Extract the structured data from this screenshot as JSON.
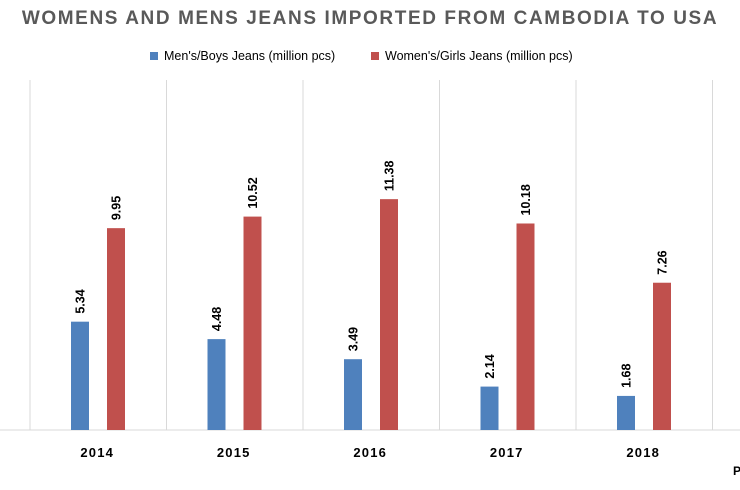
{
  "chart_data": {
    "type": "bar",
    "title": "WOMENS AND MENS JEANS IMPORTED FROM CAMBODIA TO USA",
    "categories": [
      "2014",
      "2015",
      "2016",
      "2017",
      "2018"
    ],
    "series": [
      {
        "name": "Men's/Boys Jeans (million pcs)",
        "color": "#4f81bd",
        "values": [
          5.34,
          4.48,
          3.49,
          2.14,
          1.68
        ]
      },
      {
        "name": "Women's/Girls  Jeans (million pcs)",
        "color": "#c0504d",
        "values": [
          9.95,
          10.52,
          11.38,
          10.18,
          7.26
        ]
      }
    ],
    "ylim": [
      0,
      14
    ],
    "legend_position": "top",
    "grid": false,
    "vertical_separators": true,
    "data_labels": true,
    "corner_text": "P"
  }
}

▶ What is required
Write the records above out again exactly, with no pictures in your copy.

▶ Answer to this task
Extract the structured data from this screenshot as JSON.
{
  "chart_data": {
    "type": "bar",
    "title": "WOMENS AND MENS JEANS IMPORTED FROM CAMBODIA TO USA",
    "categories": [
      "2014",
      "2015",
      "2016",
      "2017",
      "2018"
    ],
    "series": [
      {
        "name": "Men's/Boys Jeans (million pcs)",
        "color": "#4f81bd",
        "values": [
          5.34,
          4.48,
          3.49,
          2.14,
          1.68
        ]
      },
      {
        "name": "Women's/Girls  Jeans (million pcs)",
        "color": "#c0504d",
        "values": [
          9.95,
          10.52,
          11.38,
          10.18,
          7.26
        ]
      }
    ],
    "ylim": [
      0,
      14
    ],
    "legend_position": "top",
    "grid": false,
    "vertical_separators": true,
    "data_labels": true,
    "corner_text": "P"
  }
}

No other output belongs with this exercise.